■ Task to complete:
Find the lines holding the string "this" in the data, then copy all of them.

** Start **

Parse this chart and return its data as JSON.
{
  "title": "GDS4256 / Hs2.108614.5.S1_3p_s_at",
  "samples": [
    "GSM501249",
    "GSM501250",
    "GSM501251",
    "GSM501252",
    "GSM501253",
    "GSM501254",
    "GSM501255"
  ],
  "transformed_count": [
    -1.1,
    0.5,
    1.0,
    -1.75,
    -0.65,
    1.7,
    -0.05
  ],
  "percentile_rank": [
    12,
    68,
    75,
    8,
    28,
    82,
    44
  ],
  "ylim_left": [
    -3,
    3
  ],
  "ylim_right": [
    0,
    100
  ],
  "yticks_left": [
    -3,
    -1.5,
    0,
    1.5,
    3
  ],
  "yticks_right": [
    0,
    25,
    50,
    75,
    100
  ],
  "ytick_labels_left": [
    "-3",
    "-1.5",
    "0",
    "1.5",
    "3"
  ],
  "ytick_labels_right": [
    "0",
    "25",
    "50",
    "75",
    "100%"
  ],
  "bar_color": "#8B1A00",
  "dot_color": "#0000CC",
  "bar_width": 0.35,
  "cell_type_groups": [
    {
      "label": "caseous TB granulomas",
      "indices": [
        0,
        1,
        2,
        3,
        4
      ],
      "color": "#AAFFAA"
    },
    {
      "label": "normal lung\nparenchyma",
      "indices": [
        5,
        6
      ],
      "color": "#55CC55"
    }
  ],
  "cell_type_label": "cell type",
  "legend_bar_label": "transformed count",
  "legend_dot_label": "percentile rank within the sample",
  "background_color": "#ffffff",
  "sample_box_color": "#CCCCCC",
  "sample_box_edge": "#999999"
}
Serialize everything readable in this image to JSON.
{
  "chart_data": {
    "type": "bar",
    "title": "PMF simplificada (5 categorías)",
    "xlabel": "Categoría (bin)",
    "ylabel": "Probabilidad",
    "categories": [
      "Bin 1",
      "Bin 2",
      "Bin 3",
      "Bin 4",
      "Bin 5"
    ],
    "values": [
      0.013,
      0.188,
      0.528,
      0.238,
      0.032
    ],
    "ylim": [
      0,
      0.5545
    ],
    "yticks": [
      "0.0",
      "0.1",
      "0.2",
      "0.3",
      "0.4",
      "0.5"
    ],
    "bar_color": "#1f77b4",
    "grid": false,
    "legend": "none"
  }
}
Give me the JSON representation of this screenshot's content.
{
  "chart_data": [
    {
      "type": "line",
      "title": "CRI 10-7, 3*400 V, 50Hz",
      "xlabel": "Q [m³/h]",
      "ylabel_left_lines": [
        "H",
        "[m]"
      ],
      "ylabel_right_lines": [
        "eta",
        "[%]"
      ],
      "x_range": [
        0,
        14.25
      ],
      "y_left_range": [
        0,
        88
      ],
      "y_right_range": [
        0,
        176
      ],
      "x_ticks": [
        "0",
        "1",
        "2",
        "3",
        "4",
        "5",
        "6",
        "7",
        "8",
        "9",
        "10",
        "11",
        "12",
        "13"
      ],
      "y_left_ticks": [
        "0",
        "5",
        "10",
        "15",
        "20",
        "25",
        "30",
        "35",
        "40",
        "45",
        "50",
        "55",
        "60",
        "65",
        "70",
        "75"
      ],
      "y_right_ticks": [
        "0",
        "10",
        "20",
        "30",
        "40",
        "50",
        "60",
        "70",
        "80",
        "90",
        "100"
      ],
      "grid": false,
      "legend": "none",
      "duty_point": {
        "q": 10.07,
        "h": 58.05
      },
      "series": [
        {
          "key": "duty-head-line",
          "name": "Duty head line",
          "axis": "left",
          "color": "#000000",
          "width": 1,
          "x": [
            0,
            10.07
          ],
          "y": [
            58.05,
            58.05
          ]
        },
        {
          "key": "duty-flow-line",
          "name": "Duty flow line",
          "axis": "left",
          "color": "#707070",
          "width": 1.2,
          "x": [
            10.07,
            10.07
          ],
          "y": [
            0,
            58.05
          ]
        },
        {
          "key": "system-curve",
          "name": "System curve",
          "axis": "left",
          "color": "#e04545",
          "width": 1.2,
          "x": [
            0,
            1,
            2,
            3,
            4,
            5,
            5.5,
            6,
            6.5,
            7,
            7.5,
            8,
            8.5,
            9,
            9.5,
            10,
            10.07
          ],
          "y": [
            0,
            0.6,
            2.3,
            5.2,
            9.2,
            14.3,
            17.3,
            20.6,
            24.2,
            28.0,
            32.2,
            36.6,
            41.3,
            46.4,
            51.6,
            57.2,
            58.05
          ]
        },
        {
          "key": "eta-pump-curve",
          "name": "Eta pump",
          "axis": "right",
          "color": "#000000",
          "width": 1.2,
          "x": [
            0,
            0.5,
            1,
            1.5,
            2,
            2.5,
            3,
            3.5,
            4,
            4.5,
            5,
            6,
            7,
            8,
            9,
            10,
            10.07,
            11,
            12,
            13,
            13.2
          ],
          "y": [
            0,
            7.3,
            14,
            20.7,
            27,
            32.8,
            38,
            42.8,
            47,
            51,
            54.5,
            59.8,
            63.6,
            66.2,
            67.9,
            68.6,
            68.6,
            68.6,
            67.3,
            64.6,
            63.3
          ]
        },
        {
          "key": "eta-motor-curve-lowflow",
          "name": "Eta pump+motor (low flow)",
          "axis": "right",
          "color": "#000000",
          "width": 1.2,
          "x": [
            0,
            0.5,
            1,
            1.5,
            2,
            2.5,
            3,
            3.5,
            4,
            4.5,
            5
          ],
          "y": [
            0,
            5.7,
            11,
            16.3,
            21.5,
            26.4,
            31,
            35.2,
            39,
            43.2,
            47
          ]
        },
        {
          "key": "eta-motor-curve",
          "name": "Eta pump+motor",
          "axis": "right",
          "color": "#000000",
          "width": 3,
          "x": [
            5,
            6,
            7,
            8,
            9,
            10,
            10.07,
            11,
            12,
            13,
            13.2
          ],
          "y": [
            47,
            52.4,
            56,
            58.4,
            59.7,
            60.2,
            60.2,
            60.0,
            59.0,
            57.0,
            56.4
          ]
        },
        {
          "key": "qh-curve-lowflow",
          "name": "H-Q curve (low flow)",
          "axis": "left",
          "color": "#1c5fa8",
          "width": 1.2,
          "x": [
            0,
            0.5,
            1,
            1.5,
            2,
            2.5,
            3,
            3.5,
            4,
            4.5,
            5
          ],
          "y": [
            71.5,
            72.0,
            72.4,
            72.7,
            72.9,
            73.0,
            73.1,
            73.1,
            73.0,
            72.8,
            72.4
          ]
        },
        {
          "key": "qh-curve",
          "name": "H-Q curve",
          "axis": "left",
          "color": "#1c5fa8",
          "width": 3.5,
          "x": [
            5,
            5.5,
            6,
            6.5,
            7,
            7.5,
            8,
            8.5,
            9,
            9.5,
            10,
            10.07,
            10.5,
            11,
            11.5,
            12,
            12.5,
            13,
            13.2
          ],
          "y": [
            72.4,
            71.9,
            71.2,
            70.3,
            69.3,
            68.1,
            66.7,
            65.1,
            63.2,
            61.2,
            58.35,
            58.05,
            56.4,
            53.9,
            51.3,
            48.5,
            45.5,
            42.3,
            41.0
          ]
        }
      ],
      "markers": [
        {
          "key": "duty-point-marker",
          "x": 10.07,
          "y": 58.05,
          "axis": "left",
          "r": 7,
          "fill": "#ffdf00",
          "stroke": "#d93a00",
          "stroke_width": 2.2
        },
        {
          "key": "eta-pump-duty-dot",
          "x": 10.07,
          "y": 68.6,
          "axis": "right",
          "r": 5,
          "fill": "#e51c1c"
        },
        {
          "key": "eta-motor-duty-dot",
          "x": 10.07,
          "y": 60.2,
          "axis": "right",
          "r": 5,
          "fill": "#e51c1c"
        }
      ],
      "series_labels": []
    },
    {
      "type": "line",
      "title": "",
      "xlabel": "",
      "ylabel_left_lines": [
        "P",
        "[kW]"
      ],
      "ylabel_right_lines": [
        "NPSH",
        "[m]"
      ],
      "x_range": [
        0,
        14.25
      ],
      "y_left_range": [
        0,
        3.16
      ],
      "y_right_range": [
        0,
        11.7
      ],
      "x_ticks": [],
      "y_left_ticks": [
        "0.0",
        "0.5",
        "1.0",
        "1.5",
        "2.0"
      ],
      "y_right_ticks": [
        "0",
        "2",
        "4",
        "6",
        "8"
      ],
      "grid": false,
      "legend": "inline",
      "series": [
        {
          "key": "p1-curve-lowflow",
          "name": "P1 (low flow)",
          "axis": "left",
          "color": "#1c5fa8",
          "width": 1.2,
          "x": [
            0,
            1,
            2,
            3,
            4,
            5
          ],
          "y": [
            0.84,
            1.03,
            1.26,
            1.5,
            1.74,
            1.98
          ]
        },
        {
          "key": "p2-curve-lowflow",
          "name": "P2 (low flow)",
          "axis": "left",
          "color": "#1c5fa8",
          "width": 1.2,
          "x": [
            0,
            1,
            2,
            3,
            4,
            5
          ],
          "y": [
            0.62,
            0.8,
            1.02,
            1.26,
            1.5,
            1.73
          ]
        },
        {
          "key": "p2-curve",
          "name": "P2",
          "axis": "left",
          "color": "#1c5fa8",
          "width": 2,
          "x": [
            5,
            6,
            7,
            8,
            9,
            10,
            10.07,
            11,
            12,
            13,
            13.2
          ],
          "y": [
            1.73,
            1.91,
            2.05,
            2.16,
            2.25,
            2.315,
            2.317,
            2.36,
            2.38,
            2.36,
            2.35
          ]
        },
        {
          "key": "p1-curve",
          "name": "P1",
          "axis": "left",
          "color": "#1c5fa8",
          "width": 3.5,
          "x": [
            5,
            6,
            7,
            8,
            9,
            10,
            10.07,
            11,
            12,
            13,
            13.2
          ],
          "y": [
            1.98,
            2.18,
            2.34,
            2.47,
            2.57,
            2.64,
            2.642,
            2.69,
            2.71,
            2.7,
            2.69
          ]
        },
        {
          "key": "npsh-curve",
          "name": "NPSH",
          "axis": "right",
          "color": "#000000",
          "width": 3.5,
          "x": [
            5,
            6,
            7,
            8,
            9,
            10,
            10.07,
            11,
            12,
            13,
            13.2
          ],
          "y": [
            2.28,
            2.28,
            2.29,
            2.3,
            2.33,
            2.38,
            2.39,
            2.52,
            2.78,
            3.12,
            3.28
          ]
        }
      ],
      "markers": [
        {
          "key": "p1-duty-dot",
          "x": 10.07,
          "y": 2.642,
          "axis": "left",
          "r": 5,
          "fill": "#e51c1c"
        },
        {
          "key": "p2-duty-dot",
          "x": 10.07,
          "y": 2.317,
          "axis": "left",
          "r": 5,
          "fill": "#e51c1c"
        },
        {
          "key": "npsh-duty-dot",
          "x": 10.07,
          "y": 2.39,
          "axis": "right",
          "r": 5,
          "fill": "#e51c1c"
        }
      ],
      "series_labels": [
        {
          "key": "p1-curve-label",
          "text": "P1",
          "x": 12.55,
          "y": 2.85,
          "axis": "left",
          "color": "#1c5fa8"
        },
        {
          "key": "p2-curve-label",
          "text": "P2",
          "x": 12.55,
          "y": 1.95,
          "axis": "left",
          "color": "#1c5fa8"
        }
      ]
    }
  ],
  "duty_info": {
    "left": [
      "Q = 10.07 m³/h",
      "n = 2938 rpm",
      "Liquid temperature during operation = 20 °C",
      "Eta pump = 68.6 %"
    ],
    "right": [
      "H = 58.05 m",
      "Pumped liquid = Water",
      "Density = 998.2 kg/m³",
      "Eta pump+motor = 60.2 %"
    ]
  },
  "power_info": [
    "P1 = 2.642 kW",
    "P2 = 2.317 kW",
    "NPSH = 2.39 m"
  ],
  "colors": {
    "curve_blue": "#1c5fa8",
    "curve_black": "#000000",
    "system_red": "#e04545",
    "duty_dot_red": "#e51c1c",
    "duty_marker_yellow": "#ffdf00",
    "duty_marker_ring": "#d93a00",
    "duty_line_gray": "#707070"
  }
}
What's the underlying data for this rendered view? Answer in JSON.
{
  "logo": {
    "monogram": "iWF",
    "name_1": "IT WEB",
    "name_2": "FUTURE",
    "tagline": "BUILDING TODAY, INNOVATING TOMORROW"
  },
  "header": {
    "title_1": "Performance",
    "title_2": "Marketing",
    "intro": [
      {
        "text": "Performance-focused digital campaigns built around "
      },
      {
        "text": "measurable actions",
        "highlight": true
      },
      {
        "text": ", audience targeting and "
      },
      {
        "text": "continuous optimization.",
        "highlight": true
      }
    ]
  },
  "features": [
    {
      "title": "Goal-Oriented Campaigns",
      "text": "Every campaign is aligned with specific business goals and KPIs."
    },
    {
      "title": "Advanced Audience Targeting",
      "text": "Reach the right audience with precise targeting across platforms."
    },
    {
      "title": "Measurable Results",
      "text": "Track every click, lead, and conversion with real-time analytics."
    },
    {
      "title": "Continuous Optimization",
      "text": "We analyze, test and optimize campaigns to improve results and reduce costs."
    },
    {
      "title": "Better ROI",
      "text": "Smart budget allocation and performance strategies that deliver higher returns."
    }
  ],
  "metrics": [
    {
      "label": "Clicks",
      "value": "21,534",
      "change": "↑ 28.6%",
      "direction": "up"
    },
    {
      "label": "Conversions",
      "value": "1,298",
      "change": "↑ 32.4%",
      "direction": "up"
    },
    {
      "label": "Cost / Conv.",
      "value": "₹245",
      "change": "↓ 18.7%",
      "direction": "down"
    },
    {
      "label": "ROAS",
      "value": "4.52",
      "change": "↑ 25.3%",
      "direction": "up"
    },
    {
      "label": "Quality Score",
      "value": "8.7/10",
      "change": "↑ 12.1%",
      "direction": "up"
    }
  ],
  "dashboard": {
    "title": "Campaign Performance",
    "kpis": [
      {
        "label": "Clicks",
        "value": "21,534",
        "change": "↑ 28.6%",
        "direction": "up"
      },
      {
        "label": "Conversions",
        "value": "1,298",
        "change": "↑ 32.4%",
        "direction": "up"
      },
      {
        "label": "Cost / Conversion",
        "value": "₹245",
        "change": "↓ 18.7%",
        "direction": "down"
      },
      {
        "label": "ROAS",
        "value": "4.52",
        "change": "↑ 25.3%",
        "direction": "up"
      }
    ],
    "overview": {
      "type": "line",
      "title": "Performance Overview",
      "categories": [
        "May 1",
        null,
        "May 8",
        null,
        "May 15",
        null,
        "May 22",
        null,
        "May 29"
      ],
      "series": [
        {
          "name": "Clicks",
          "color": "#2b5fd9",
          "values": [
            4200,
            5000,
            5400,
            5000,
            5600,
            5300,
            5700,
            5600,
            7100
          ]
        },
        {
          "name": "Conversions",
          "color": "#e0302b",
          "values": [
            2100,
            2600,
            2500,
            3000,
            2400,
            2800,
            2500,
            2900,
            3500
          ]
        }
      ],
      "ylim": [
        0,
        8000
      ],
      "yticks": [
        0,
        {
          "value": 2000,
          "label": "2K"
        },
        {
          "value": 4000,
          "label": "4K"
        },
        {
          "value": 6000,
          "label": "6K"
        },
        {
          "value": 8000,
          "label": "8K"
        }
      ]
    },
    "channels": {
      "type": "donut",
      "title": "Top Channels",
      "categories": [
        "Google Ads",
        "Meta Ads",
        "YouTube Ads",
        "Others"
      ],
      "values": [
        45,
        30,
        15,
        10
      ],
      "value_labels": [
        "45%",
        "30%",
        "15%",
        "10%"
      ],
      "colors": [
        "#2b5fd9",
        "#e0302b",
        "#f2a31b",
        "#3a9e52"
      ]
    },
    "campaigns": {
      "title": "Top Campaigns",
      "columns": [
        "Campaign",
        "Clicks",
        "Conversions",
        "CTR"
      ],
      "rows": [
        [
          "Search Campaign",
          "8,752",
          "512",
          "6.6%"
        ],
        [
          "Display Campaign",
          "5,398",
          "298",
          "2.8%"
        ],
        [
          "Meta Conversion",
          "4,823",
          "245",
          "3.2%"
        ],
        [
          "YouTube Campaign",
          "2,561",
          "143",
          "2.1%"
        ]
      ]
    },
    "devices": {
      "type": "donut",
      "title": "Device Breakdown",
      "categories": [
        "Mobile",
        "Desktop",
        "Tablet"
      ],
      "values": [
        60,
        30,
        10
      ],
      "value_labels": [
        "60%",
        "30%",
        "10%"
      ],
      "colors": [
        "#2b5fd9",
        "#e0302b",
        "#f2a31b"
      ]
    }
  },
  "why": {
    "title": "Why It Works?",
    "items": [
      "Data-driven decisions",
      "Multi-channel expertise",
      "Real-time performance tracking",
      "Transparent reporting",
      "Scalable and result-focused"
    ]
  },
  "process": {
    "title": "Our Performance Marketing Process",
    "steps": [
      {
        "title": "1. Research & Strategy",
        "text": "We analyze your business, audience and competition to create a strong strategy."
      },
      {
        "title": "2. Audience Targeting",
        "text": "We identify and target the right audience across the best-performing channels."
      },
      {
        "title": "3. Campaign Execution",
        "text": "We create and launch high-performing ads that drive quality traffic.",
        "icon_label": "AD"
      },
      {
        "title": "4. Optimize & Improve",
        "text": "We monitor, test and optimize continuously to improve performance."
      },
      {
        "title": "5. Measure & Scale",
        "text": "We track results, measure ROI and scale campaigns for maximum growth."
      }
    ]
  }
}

** End **

■ Answer to the problem:
Parse this chart and return its data as JSON.
Serialize everything readable in this image to JSON.
Give me the JSON representation of this screenshot's content.
What's the underlying data for this rendered view? Answer in JSON.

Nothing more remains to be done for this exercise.